Task details
Repeat the data that follows, word for word, without the images.

<<<<

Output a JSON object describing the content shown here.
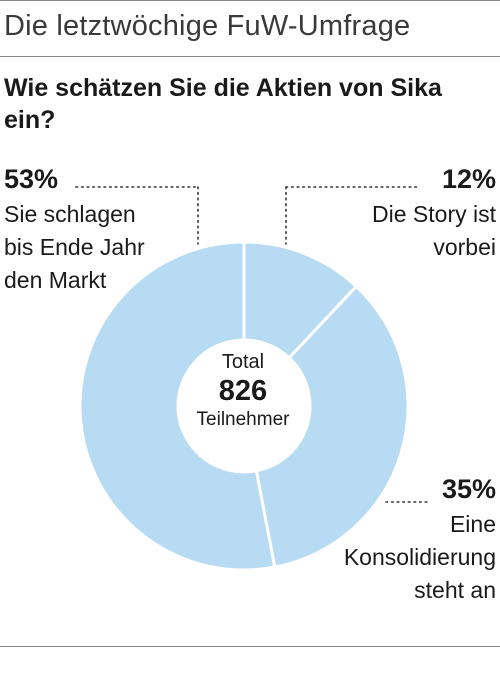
{
  "header": {
    "title": "Die letztwöchige FuW-Umfrage"
  },
  "question": "Wie schätzen Sie die Aktien von Sika ein?",
  "center": {
    "top": "Total",
    "value": "826",
    "bottom": "Teilnehmer"
  },
  "colors": {
    "slice": "#b7dbf3",
    "separator": "#ffffff",
    "leader": "#333333"
  },
  "chart_data": {
    "type": "pie",
    "style": "donut",
    "slices": [
      {
        "value": 12,
        "label_pct": "12%",
        "label_lines": [
          "Die Story ist",
          "vorbei"
        ]
      },
      {
        "value": 35,
        "label_pct": "35%",
        "label_lines": [
          "Eine",
          "Konsolidierung",
          "steht an"
        ]
      },
      {
        "value": 53,
        "label_pct": "53%",
        "label_lines": [
          "Sie schlagen",
          "bis Ende Jahr",
          "den Markt"
        ]
      }
    ]
  }
}
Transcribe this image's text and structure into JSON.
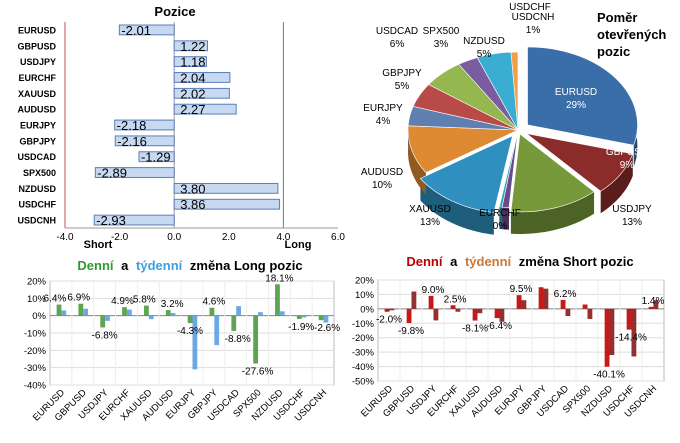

>>>>

Reply to the exercise
Output a JSON object describing the content shown here.
{
  "header": {
    "title": "Die letztwöchige FuW-Umfrage"
  },
  "question": "Wie schätzen Sie die Aktien von Sika ein?",
  "center": {
    "top": "Total",
    "value": "826",
    "bottom": "Teilnehmer"
  },
  "colors": {
    "slice": "#b7dbf3",
    "separator": "#ffffff",
    "leader": "#333333"
  },
  "chart_data": {
    "type": "pie",
    "style": "donut",
    "slices": [
      {
        "value": 12,
        "label_pct": "12%",
        "label_lines": [
          "Die Story ist",
          "vorbei"
        ]
      },
      {
        "value": 35,
        "label_pct": "35%",
        "label_lines": [
          "Eine",
          "Konsolidierung",
          "steht an"
        ]
      },
      {
        "value": 53,
        "label_pct": "53%",
        "label_lines": [
          "Sie schlagen",
          "bis Ende Jahr",
          "den Markt"
        ]
      }
    ]
  }
}
Transcribe this image's text and structure into JSON.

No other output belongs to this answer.